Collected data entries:

▬▬▬▬▬▬

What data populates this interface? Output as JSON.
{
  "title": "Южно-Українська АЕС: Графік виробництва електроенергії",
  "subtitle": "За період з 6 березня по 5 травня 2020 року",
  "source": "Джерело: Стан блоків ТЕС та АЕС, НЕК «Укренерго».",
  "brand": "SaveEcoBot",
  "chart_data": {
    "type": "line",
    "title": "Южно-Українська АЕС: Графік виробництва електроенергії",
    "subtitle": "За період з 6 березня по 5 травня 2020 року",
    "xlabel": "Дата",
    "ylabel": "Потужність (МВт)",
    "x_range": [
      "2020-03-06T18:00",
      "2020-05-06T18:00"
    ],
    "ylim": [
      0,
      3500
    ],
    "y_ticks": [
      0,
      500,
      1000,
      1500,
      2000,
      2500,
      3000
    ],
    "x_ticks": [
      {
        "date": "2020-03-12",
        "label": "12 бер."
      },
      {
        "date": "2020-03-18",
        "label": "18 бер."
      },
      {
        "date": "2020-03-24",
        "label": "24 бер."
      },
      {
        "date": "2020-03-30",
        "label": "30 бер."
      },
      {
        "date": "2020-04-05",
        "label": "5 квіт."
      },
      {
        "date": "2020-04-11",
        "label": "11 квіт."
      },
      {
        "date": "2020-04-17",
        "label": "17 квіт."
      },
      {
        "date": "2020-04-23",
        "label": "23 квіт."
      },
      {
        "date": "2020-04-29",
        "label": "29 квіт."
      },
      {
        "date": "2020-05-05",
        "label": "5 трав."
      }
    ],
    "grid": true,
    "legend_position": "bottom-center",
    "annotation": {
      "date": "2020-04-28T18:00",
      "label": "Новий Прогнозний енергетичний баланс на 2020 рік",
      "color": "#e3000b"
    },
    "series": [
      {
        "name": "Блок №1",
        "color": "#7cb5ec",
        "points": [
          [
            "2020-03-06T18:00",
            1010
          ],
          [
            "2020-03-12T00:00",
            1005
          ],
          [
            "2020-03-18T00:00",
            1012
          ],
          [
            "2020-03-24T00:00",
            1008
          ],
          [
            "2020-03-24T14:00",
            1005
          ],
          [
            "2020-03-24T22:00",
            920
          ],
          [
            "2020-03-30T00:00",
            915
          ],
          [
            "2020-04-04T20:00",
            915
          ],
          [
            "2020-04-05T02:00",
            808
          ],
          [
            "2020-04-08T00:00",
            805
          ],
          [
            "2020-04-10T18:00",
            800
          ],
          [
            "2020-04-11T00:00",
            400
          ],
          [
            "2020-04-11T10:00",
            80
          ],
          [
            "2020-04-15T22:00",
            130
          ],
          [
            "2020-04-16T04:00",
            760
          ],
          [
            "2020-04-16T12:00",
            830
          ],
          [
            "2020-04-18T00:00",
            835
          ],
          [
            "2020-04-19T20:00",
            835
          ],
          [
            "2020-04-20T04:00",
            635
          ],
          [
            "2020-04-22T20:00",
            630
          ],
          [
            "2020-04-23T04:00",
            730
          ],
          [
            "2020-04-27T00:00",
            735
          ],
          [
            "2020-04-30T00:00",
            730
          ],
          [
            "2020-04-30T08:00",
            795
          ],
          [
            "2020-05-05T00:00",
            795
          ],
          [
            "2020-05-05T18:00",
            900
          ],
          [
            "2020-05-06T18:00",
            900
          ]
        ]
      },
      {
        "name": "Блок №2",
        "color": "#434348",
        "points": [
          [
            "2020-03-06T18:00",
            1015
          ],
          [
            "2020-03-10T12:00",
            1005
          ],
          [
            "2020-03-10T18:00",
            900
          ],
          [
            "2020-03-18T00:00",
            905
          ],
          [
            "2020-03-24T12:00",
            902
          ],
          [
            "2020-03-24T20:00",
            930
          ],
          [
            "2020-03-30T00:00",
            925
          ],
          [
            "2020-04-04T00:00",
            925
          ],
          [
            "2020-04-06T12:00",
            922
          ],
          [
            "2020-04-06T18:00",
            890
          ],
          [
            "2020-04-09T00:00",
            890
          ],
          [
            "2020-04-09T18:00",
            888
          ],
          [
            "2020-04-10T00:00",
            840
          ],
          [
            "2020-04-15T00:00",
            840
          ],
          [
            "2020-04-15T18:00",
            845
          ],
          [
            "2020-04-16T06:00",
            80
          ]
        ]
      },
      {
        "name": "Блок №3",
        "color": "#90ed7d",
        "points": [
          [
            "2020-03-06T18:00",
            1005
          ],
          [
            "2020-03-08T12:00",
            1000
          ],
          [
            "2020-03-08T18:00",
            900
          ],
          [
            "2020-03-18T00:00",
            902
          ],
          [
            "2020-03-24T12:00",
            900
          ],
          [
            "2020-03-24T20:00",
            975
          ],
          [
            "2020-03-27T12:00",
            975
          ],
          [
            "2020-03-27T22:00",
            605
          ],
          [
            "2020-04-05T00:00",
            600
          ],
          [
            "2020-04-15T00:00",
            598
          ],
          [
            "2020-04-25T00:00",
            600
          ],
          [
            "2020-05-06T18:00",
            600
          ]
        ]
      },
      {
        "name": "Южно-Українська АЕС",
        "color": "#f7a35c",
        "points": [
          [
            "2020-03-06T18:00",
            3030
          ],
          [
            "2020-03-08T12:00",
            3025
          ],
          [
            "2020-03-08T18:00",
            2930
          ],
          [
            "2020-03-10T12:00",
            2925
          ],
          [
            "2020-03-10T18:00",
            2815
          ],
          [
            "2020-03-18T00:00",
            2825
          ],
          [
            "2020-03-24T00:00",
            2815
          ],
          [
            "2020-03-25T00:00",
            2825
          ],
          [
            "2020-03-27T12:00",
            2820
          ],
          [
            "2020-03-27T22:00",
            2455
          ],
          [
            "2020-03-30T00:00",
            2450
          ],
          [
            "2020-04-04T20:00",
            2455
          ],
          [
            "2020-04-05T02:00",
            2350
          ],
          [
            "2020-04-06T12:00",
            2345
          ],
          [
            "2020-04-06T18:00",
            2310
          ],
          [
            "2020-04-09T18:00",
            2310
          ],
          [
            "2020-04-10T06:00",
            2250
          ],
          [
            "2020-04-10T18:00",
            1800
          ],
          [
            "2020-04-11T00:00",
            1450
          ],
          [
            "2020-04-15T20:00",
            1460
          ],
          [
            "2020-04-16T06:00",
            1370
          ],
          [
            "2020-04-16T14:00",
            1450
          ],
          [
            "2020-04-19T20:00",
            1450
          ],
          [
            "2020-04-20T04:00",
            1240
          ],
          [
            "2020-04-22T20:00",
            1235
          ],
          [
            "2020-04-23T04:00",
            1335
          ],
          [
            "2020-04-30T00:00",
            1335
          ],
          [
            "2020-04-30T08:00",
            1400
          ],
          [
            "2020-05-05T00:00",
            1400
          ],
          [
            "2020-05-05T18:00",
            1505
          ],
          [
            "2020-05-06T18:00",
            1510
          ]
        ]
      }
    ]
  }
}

▬▬▬▬▬▬

List the lines of the material in which the word "період" occurs.

  "subtitle": "За період з 6 березня по 5 травня 2020 року",
    "subtitle": "За період з 6 березня по 5 травня 2020 року",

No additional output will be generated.